Figure record extracts:
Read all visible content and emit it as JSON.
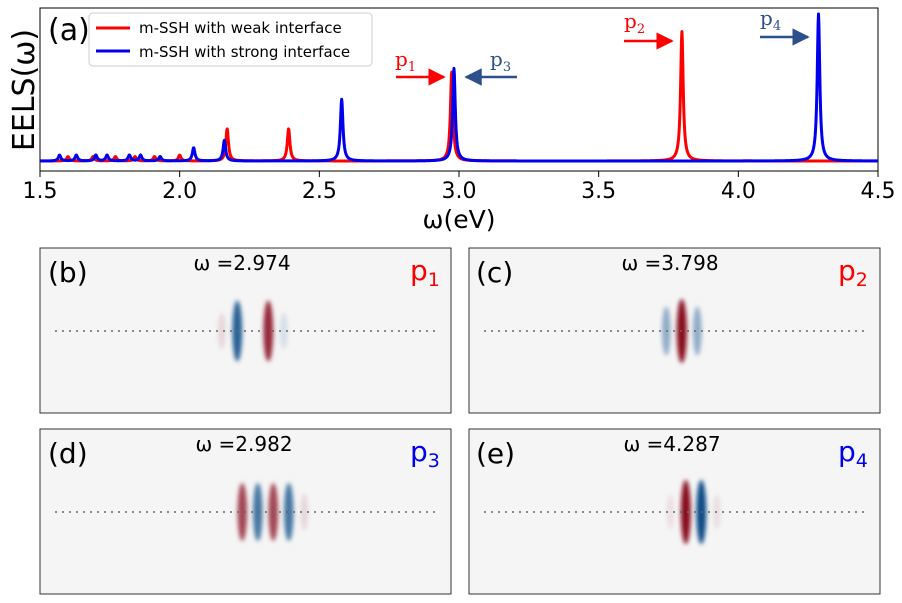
{
  "chart_data": [
    {
      "type": "line",
      "panel_label": "(a)",
      "ylabel": "EELS(ω)",
      "xlabel": "ω(eV)",
      "xlim": [
        1.5,
        4.5
      ],
      "x_ticks": [
        "1.5",
        "2.0",
        "2.5",
        "3.0",
        "3.5",
        "4.0",
        "4.5"
      ],
      "y_ticks_shown": false,
      "legend": [
        {
          "label": "m-SSH with weak interface",
          "color": "#ff0000"
        },
        {
          "label": "m-SSH with strong interface",
          "color": "#0000ee"
        }
      ],
      "series": [
        {
          "name": "m-SSH with weak interface",
          "color": "#ff0000",
          "peaks": [
            {
              "x": 1.6,
              "y": 0.03
            },
            {
              "x": 1.69,
              "y": 0.03
            },
            {
              "x": 1.77,
              "y": 0.03
            },
            {
              "x": 1.84,
              "y": 0.03
            },
            {
              "x": 1.91,
              "y": 0.03
            },
            {
              "x": 2.0,
              "y": 0.04
            },
            {
              "x": 2.17,
              "y": 0.22
            },
            {
              "x": 2.39,
              "y": 0.22
            },
            {
              "x": 2.974,
              "y": 0.61
            },
            {
              "x": 3.798,
              "y": 0.88
            }
          ]
        },
        {
          "name": "m-SSH with strong interface",
          "color": "#0000ee",
          "peaks": [
            {
              "x": 1.57,
              "y": 0.04
            },
            {
              "x": 1.63,
              "y": 0.04
            },
            {
              "x": 1.7,
              "y": 0.04
            },
            {
              "x": 1.74,
              "y": 0.04
            },
            {
              "x": 1.82,
              "y": 0.04
            },
            {
              "x": 1.86,
              "y": 0.04
            },
            {
              "x": 1.93,
              "y": 0.03
            },
            {
              "x": 2.05,
              "y": 0.09
            },
            {
              "x": 2.16,
              "y": 0.14
            },
            {
              "x": 2.58,
              "y": 0.42
            },
            {
              "x": 2.982,
              "y": 0.63
            },
            {
              "x": 4.287,
              "y": 1.0
            }
          ]
        }
      ],
      "annotations": [
        {
          "label": "p1",
          "base": "p",
          "sub": "1",
          "x": 2.974,
          "color": "#ff0000",
          "arrow": "right"
        },
        {
          "label": "p3",
          "base": "p",
          "sub": "3",
          "x": 2.982,
          "color": "#2d4f8a",
          "arrow": "left"
        },
        {
          "label": "p2",
          "base": "p",
          "sub": "2",
          "x": 3.798,
          "color": "#ff0000",
          "arrow": "right"
        },
        {
          "label": "p4",
          "base": "p",
          "sub": "4",
          "x": 4.287,
          "color": "#2d4f8a",
          "arrow": "right"
        }
      ]
    },
    {
      "type": "heatmap",
      "panel_label": "(b)",
      "title": "ω =2.974",
      "mode": {
        "base": "p",
        "sub": "1"
      },
      "mode_color": "#ff0000",
      "field_profile": [
        0,
        0,
        0,
        0,
        0,
        0,
        0.15,
        -0.55,
        0,
        0.55,
        -0.15,
        0,
        0,
        0,
        0,
        0
      ]
    },
    {
      "type": "heatmap",
      "panel_label": "(c)",
      "title": "ω =3.798",
      "mode": {
        "base": "p",
        "sub": "2"
      },
      "mode_color": "#ff0000",
      "field_profile": [
        0,
        0,
        0,
        0,
        0,
        0,
        0,
        -0.35,
        0.6,
        -0.35,
        0,
        0,
        0,
        0,
        0,
        0
      ]
    },
    {
      "type": "heatmap",
      "panel_label": "(d)",
      "title": "ω =2.982",
      "mode": {
        "base": "p",
        "sub": "3"
      },
      "mode_color": "#0000ee",
      "field_profile": [
        0,
        0,
        0,
        0,
        0,
        0,
        0,
        0.5,
        -0.5,
        0.5,
        -0.5,
        0.15,
        0,
        0,
        0,
        0
      ]
    },
    {
      "type": "heatmap",
      "panel_label": "(e)",
      "title": "ω =4.287",
      "mode": {
        "base": "p",
        "sub": "4"
      },
      "mode_color": "#0000ee",
      "field_profile": [
        0,
        0,
        0,
        0,
        0,
        0,
        0,
        0.12,
        0.6,
        -0.6,
        0.12,
        0,
        0,
        0,
        0,
        0
      ]
    }
  ]
}
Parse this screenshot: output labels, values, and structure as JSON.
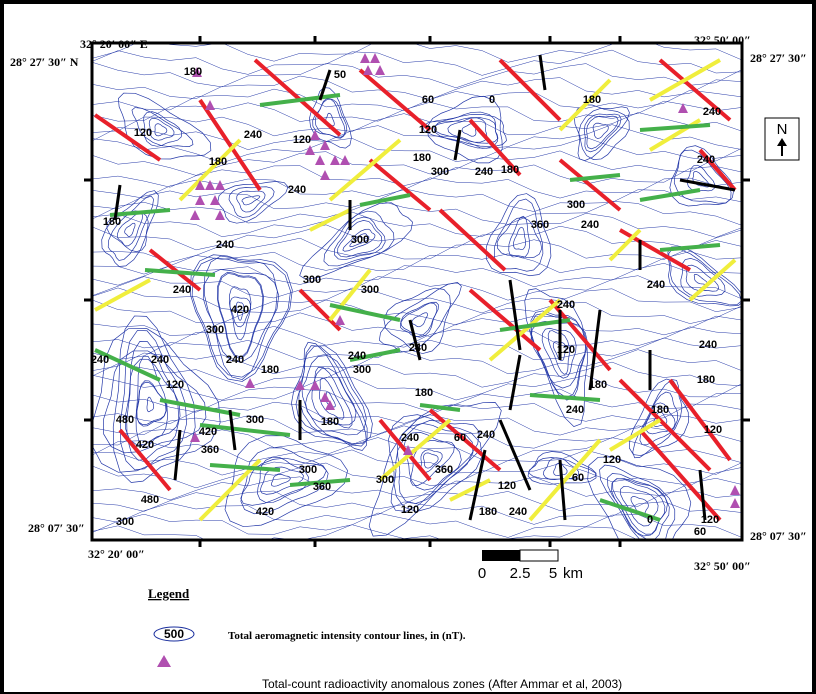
{
  "header": {
    "top_left_lon": "32° 20′ 00″ E",
    "top_left_lat": "28° 27′ 30″ N",
    "top_right_lon": "32° 50′ 00″",
    "top_right_lat": "28° 27′ 30″",
    "bottom_left_lat": "28° 07′ 30″",
    "bottom_left_lon": "32° 20′ 00″",
    "bottom_right_lat": "28° 07′ 30″",
    "bottom_right_lon": "32° 50′ 00″"
  },
  "north": "N",
  "scale": {
    "labels": [
      "0",
      "2.5",
      "5"
    ],
    "unit": "km"
  },
  "contour_labels": [
    "180",
    "120",
    "180",
    "240",
    "180",
    "240",
    "240",
    "300",
    "300",
    "420",
    "240",
    "240",
    "180",
    "240",
    "120",
    "480",
    "420",
    "360",
    "300",
    "420",
    "180",
    "300",
    "360",
    "420",
    "480",
    "300",
    "60",
    "0",
    "180",
    "240",
    "240",
    "120",
    "180",
    "300",
    "240",
    "180",
    "300",
    "360",
    "240",
    "240",
    "240",
    "240",
    "120",
    "180",
    "180",
    "180",
    "240",
    "120",
    "240",
    "180",
    "240",
    "60",
    "360",
    "300",
    "120",
    "180",
    "240",
    "120",
    "60",
    "120",
    "0",
    "120",
    "60",
    "240",
    "300",
    "300",
    "240",
    "240",
    "300",
    "120",
    "50"
  ],
  "legend": {
    "title": "Legend",
    "contour_sample": "500",
    "contour_text": "Total aeromagnetic intensity contour lines, in (nT).",
    "triangle_text": "Total-count radioactivity anomalous zones (After Ammar et al, 2003)"
  }
}
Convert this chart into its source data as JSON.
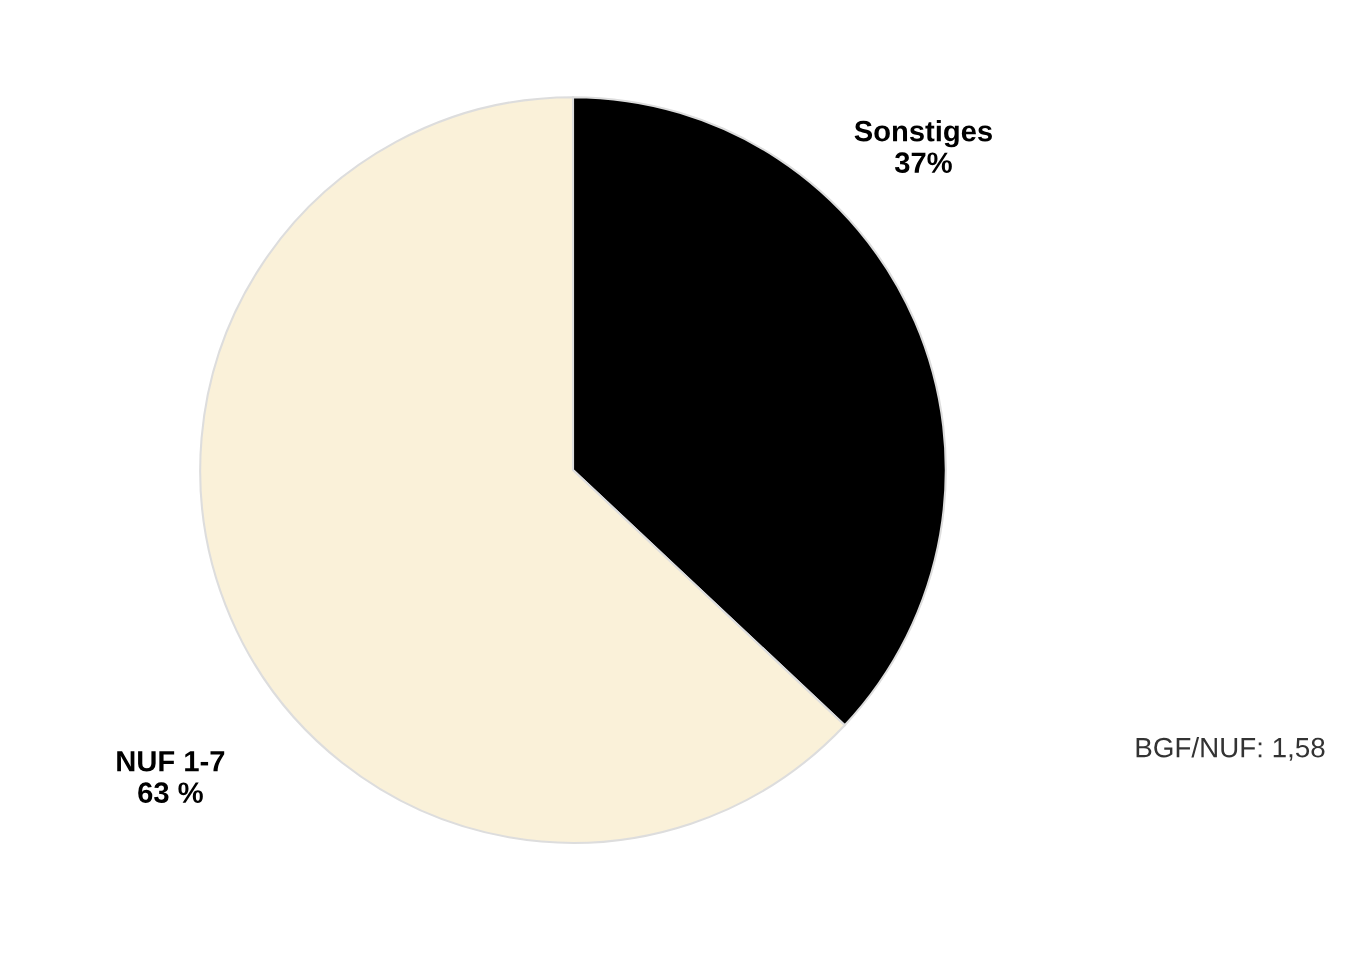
{
  "chart_data": {
    "type": "pie",
    "categories": [
      "Sonstiges",
      "NUF 1-7"
    ],
    "values": [
      37,
      63
    ],
    "value_labels": [
      "37%",
      "63 %"
    ],
    "colors": [
      "#000000",
      "#faf1d9"
    ],
    "annotations": [
      "BGF/NUF: 1,58"
    ]
  }
}
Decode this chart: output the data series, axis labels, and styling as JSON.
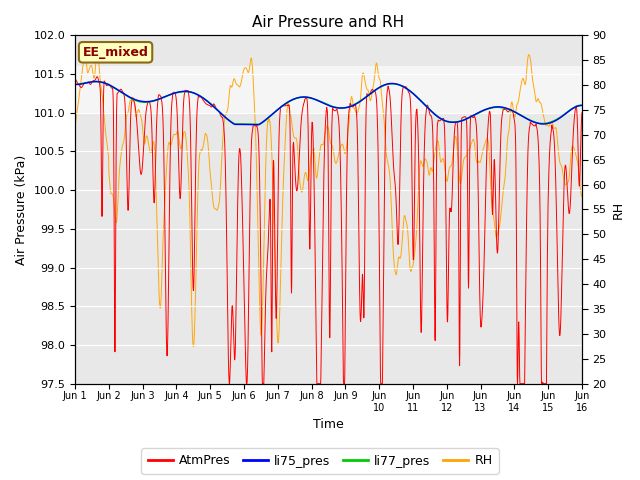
{
  "title": "Air Pressure and RH",
  "xlabel": "Time",
  "ylabel_left": "Air Pressure (kPa)",
  "ylabel_right": "RH",
  "ylim_left": [
    97.5,
    102.0
  ],
  "ylim_right": [
    20,
    90
  ],
  "yticks_left": [
    97.5,
    98.0,
    98.5,
    99.0,
    99.5,
    100.0,
    100.5,
    101.0,
    101.5,
    102.0
  ],
  "yticks_right": [
    20,
    25,
    30,
    35,
    40,
    45,
    50,
    55,
    60,
    65,
    70,
    75,
    80,
    85,
    90
  ],
  "xtick_labels": [
    "Jun 1",
    "Jun 2",
    "Jun 3",
    "Jun 4",
    "Jun 5",
    "Jun 6",
    "Jun 7",
    "Jun 8",
    "Jun 9",
    "Jun\n10",
    "Jun\n11",
    "Jun\n12",
    "Jun\n13",
    "Jun\n14",
    "Jun\n15",
    "Jun\n16"
  ],
  "annotation_text": "EE_mixed",
  "annotation_color": "#8B0000",
  "annotation_bg": "#FFFFC0",
  "annotation_border": "#8B6914",
  "colors": {
    "AtmPres": "#FF0000",
    "li75_pres": "#0000FF",
    "li77_pres": "#00CC00",
    "RH": "#FFA500"
  },
  "legend_labels": [
    "AtmPres",
    "li75_pres",
    "li77_pres",
    "RH"
  ],
  "shaded_region": [
    101.0,
    101.6
  ],
  "background_color": "#FFFFFF",
  "plot_bg_color": "#E8E8E8"
}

Task: Gather all lines with the string "output" from the data.

Task answer:
Parse this screenshot: output labels, values, and structure as JSON.
Decode this chart: output the data series, axis labels, and styling as JSON.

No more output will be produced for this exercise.